[START Records to process]

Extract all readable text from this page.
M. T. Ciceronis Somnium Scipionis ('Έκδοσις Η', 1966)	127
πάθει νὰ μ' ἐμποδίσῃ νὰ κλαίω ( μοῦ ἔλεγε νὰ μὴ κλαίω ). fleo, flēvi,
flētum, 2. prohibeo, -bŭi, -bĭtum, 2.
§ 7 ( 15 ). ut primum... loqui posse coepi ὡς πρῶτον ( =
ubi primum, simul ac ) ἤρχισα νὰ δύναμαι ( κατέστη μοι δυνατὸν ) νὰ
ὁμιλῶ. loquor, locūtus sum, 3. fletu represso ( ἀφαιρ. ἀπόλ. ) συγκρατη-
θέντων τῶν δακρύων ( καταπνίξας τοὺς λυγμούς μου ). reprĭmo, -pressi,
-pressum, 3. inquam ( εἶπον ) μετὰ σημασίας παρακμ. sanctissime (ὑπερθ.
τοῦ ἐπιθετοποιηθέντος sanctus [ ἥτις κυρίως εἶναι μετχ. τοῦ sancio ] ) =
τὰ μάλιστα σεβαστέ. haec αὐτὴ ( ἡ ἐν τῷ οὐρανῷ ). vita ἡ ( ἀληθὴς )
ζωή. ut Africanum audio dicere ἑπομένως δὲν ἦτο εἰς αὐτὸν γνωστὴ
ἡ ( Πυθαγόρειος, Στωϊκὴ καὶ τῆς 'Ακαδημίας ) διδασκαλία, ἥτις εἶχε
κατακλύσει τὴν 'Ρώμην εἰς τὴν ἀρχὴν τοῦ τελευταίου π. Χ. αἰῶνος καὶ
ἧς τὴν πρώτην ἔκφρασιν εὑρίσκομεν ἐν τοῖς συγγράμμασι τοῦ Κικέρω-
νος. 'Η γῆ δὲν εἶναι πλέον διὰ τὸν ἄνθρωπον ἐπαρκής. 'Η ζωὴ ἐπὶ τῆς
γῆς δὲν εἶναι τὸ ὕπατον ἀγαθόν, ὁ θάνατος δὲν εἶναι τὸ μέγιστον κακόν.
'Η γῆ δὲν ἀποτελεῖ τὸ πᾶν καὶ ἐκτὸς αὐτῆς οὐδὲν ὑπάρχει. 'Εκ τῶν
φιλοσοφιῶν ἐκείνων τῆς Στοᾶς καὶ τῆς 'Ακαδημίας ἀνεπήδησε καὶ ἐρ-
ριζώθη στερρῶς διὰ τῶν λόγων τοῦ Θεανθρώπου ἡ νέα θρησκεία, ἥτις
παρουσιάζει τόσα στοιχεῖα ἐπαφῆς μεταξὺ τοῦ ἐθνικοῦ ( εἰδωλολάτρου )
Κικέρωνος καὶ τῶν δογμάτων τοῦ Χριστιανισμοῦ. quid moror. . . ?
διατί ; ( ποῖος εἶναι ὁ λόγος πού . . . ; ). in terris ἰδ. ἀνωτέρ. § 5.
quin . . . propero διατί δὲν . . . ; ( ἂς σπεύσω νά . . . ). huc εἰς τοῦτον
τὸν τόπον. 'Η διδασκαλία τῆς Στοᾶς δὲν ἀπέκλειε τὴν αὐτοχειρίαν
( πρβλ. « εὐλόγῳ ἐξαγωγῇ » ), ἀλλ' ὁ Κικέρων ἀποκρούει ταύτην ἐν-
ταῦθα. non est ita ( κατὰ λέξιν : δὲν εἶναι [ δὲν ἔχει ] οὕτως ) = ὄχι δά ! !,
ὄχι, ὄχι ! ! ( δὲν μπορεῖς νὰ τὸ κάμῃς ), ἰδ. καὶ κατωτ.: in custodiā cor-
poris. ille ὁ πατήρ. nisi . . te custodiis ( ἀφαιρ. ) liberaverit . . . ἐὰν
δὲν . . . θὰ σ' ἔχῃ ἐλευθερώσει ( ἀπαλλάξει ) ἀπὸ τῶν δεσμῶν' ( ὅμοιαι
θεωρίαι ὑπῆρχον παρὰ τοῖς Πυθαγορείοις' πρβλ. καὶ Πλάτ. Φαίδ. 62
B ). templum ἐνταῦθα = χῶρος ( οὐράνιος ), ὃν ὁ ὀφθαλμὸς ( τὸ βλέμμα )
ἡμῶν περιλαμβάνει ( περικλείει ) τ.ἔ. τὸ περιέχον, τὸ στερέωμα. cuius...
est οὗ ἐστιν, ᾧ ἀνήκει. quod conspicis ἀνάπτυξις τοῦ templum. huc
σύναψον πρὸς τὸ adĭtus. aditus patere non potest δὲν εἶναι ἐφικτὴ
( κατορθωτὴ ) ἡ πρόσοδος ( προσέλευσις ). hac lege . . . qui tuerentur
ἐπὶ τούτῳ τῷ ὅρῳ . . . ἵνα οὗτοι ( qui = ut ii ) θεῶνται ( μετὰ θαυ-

[END Records to process]

#### [What is required]
Using the listing, collect all lines in which the string "μετὰ" is found.

#### [Problem solution]
-pressum, 3. inquam ( εἶπον ) μετὰ σημασίας παρακμ. sanctissime (ὑπερθ.
ἐπὶ τούτῳ τῷ ὅρῳ . . . ἵνα οὗτοι ( qui = ut ii ) θεῶνται ( μετὰ θαυ-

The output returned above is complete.